_Challenge_: Can you pull out each line of the data below that includes the word "this"?

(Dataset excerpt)
__________________________________________________
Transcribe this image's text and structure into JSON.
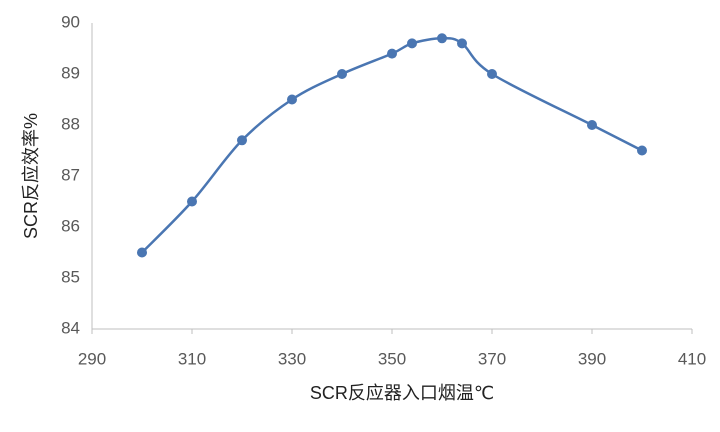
{
  "chart_data": {
    "type": "line",
    "x_label": "SCR反应器入口烟温℃",
    "y_label": "SCR反应效率%",
    "x": [
      300,
      310,
      320,
      330,
      340,
      350,
      354,
      360,
      364,
      370,
      390,
      400
    ],
    "values": [
      85.5,
      86.5,
      87.7,
      88.5,
      89.0,
      89.4,
      89.6,
      89.7,
      89.6,
      89.0,
      88.0,
      87.5
    ],
    "color": "#4a76b2",
    "xlim": [
      290,
      410
    ],
    "xticks": [
      290,
      310,
      330,
      350,
      370,
      390,
      410
    ],
    "ylim": [
      84,
      90
    ],
    "yticks": [
      84,
      85,
      86,
      87,
      88,
      89,
      90
    ],
    "smooth": true,
    "grid": false
  }
}
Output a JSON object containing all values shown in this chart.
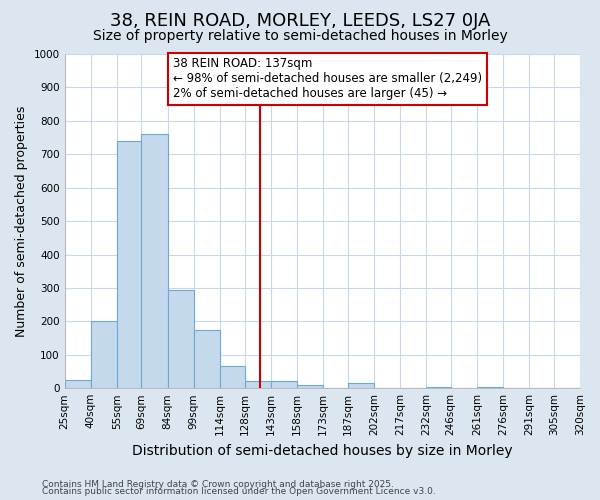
{
  "title": "38, REIN ROAD, MORLEY, LEEDS, LS27 0JA",
  "subtitle": "Size of property relative to semi-detached houses in Morley",
  "xlabel": "Distribution of semi-detached houses by size in Morley",
  "ylabel": "Number of semi-detached properties",
  "footnote1": "Contains HM Land Registry data © Crown copyright and database right 2025.",
  "footnote2": "Contains public sector information licensed under the Open Government Licence v3.0.",
  "bar_left_edges": [
    25,
    40,
    55,
    69,
    84,
    99,
    114,
    128,
    143,
    158,
    173,
    187,
    202,
    217,
    232,
    246,
    261,
    276,
    291,
    305
  ],
  "bar_heights": [
    25,
    200,
    740,
    760,
    295,
    175,
    65,
    20,
    20,
    10,
    0,
    15,
    0,
    0,
    5,
    0,
    5,
    0,
    0,
    0
  ],
  "bar_widths": [
    15,
    15,
    14,
    15,
    15,
    15,
    14,
    15,
    15,
    15,
    14,
    15,
    15,
    15,
    14,
    15,
    15,
    15,
    14,
    15
  ],
  "tick_labels": [
    "25sqm",
    "40sqm",
    "55sqm",
    "69sqm",
    "84sqm",
    "99sqm",
    "114sqm",
    "128sqm",
    "143sqm",
    "158sqm",
    "173sqm",
    "187sqm",
    "202sqm",
    "217sqm",
    "232sqm",
    "246sqm",
    "261sqm",
    "276sqm",
    "291sqm",
    "305sqm",
    "320sqm"
  ],
  "tick_positions": [
    25,
    40,
    55,
    69,
    84,
    99,
    114,
    128,
    143,
    158,
    173,
    187,
    202,
    217,
    232,
    246,
    261,
    276,
    291,
    305,
    320
  ],
  "bar_color": "#c5d9ed",
  "bar_edge_color": "#6aaad4",
  "vline_x": 137,
  "vline_color": "#cc0000",
  "annotation_title": "38 REIN ROAD: 137sqm",
  "annotation_line1": "← 98% of semi-detached houses are smaller (2,249)",
  "annotation_line2": "2% of semi-detached houses are larger (45) →",
  "ylim": [
    0,
    1000
  ],
  "figure_bg_color": "#dce6f0",
  "plot_bg_color": "#ffffff",
  "grid_color": "#c8d8e8",
  "title_fontsize": 13,
  "subtitle_fontsize": 10,
  "tick_fontsize": 7.5,
  "ylabel_fontsize": 9,
  "xlabel_fontsize": 10,
  "annotation_fontsize": 8.5,
  "footnote_fontsize": 6.5
}
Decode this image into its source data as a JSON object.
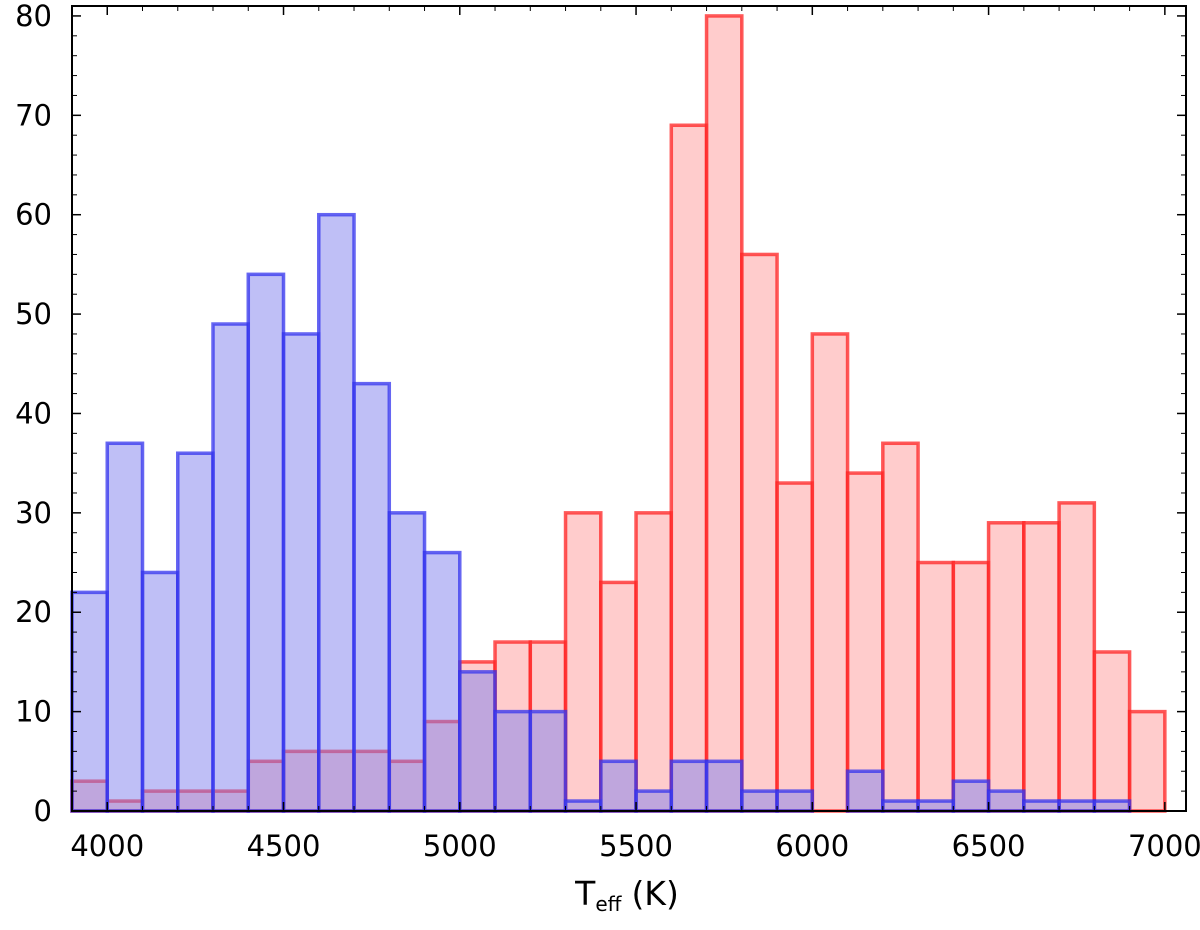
{
  "chart_data": {
    "type": "bar",
    "title": "",
    "xlabel": {
      "main": "T",
      "subscript": "eff",
      "unit": "(K)"
    },
    "ylabel": "",
    "xlim": [
      3900,
      7060
    ],
    "ylim": [
      0,
      81
    ],
    "xticks": [
      4000,
      4500,
      5000,
      5500,
      6000,
      6500,
      7000
    ],
    "yticks": [
      0,
      10,
      20,
      30,
      40,
      50,
      60,
      70,
      80
    ],
    "bin_width": 100,
    "grid": false,
    "legend": "none",
    "series": [
      {
        "color": "#ff2222",
        "fill": "#ff9999",
        "bins": [
          [
            3950,
            3
          ],
          [
            4050,
            1
          ],
          [
            4150,
            2
          ],
          [
            4250,
            2
          ],
          [
            4350,
            2
          ],
          [
            4450,
            5
          ],
          [
            4550,
            6
          ],
          [
            4650,
            6
          ],
          [
            4750,
            6
          ],
          [
            4850,
            5
          ],
          [
            4950,
            9
          ],
          [
            5050,
            15
          ],
          [
            5150,
            17
          ],
          [
            5250,
            17
          ],
          [
            5350,
            30
          ],
          [
            5450,
            23
          ],
          [
            5550,
            30
          ],
          [
            5650,
            69
          ],
          [
            5750,
            80
          ],
          [
            5850,
            56
          ],
          [
            5950,
            33
          ],
          [
            6050,
            48
          ],
          [
            6150,
            34
          ],
          [
            6250,
            37
          ],
          [
            6350,
            25
          ],
          [
            6450,
            25
          ],
          [
            6550,
            29
          ],
          [
            6650,
            29
          ],
          [
            6750,
            31
          ],
          [
            6850,
            16
          ],
          [
            6950,
            10
          ]
        ]
      },
      {
        "color": "#3333ee",
        "fill": "#8080ee",
        "bins": [
          [
            3950,
            22
          ],
          [
            4050,
            37
          ],
          [
            4150,
            24
          ],
          [
            4250,
            36
          ],
          [
            4350,
            49
          ],
          [
            4450,
            54
          ],
          [
            4550,
            48
          ],
          [
            4650,
            60
          ],
          [
            4750,
            43
          ],
          [
            4850,
            30
          ],
          [
            4950,
            26
          ],
          [
            5050,
            14
          ],
          [
            5150,
            10
          ],
          [
            5250,
            10
          ],
          [
            5350,
            1
          ],
          [
            5450,
            5
          ],
          [
            5550,
            2
          ],
          [
            5650,
            5
          ],
          [
            5750,
            5
          ],
          [
            5850,
            2
          ],
          [
            5950,
            2
          ],
          [
            6150,
            4
          ],
          [
            6250,
            1
          ],
          [
            6350,
            1
          ],
          [
            6450,
            3
          ],
          [
            6550,
            2
          ],
          [
            6650,
            1
          ],
          [
            6750,
            1
          ],
          [
            6850,
            1
          ]
        ]
      }
    ]
  }
}
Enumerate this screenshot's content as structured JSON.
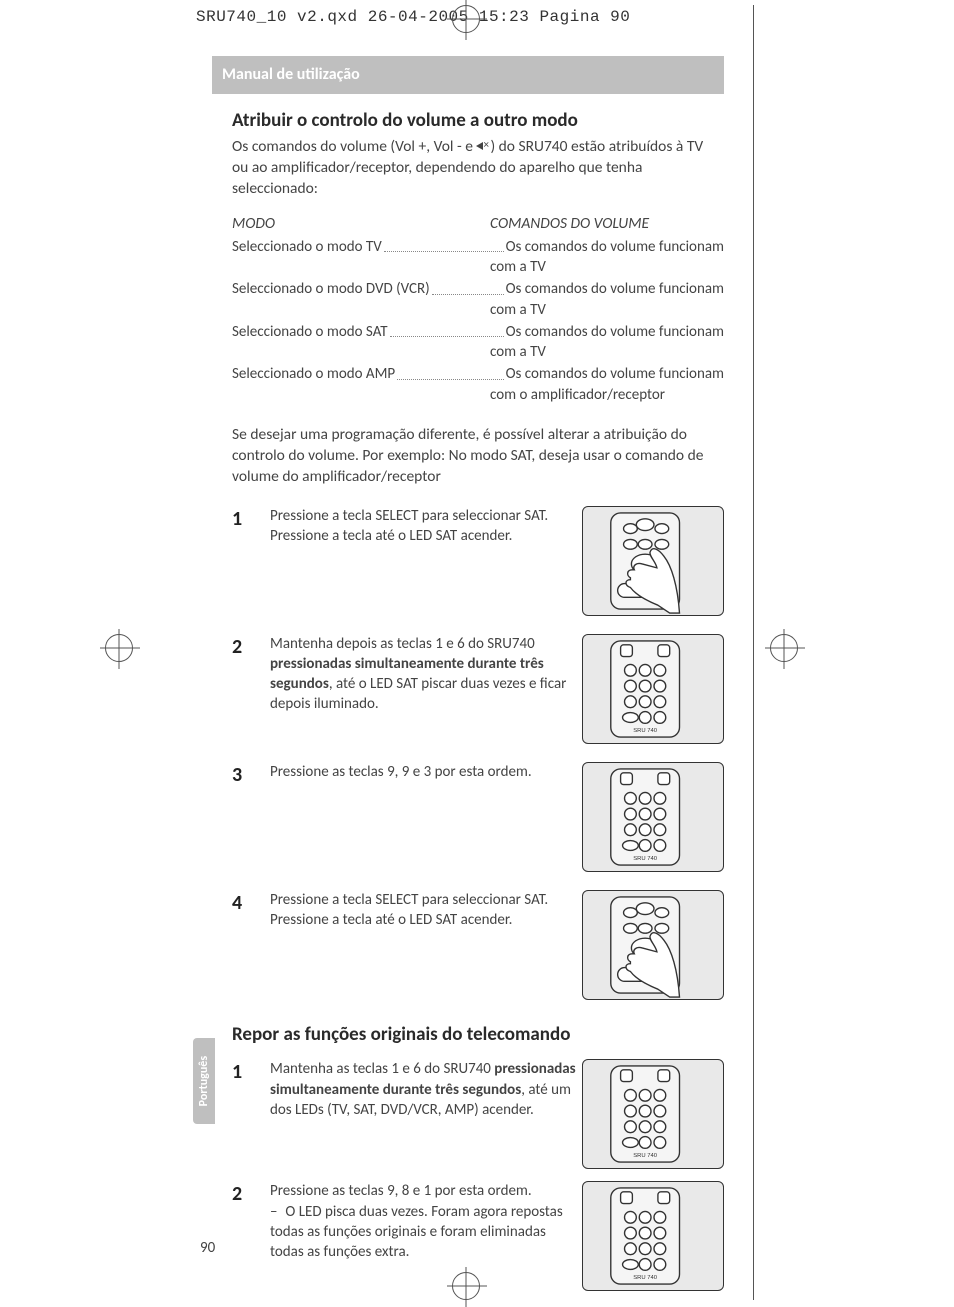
{
  "print_header": "SRU740_10 v2.qxd  26-04-2005  15:23  Pagina 90",
  "banner": "Manual de utilização",
  "section1": {
    "title": "Atribuir o controlo do volume a outro modo",
    "intro_line1": "Os comandos do volume (Vol +, Vol - e ",
    "intro_line2": ") do SRU740 estão atribuídos à TV",
    "intro_line3": "ou ao amplificador/receptor, dependendo do aparelho que tenha seleccionado:",
    "col1": "MODO",
    "col2": "COMANDOS DO VOLUME",
    "rows": [
      {
        "l": "Seleccionado o modo TV",
        "r": "Os comandos do volume funcionam",
        "cont": "com a TV"
      },
      {
        "l": "Seleccionado o modo DVD (VCR)",
        "r": "Os comandos do volume funcionam",
        "cont": "com a TV"
      },
      {
        "l": "Seleccionado o modo SAT",
        "r": "Os comandos do volume funcionam",
        "cont": "com a TV"
      },
      {
        "l": "Seleccionado o modo AMP",
        "r": "Os comandos do volume funcionam",
        "cont": "com o amplificador/receptor"
      }
    ],
    "para2": "Se desejar uma programação diferente, é possível alterar a atribuição do controlo do volume. Por exemplo: No modo SAT, deseja usar o comando de volume do amplificador/receptor",
    "steps": [
      {
        "n": "1",
        "t": "Pressione a tecla SELECT para seleccionar SAT. Pressione a tecla até o LED SAT acender."
      },
      {
        "n": "2",
        "t_pre": "Mantenha depois as teclas 1 e 6 do SRU740 ",
        "t_bold": "pressionadas simultaneamente durante três segundos",
        "t_post": ", até o LED SAT piscar duas vezes e ficar depois iluminado."
      },
      {
        "n": "3",
        "t": "Pressione as teclas 9, 9 e 3 por esta ordem."
      },
      {
        "n": "4",
        "t": "Pressione a tecla SELECT para seleccionar SAT. Pressione a tecla até o LED SAT acender."
      }
    ]
  },
  "section2": {
    "title": "Repor as funções originais do telecomando",
    "steps": [
      {
        "n": "1",
        "t_pre": "Mantenha as teclas 1 e 6 do SRU740 ",
        "t_bold": "pressionadas simultaneamente durante três segundos",
        "t_post": ", até um dos LEDs (TV, SAT, DVD/VCR, AMP) acender."
      },
      {
        "n": "2",
        "t": "Pressione as teclas 9, 8 e 1 por esta ordem.",
        "sub": "O LED pisca duas vezes. Foram agora repostas todas as funções originais e foram eliminadas todas as funções extra."
      }
    ]
  },
  "page_number": "90",
  "language_tab": "Português",
  "colors": {
    "banner_bg": "#bfbfbf",
    "banner_fg": "#ffffff",
    "body_text": "#444444",
    "heading": "#2a2a2a",
    "illustration_bg": "#e9e9e9",
    "illustration_stroke": "#333333"
  }
}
__________________________________________________
_Final result_:
Transcribe this image's text and structure into JSON.
Output a JSON object containing all values shown in this chart.
Decode this image into its source data as a JSON object.
Enumerate this screenshot's content as structured JSON.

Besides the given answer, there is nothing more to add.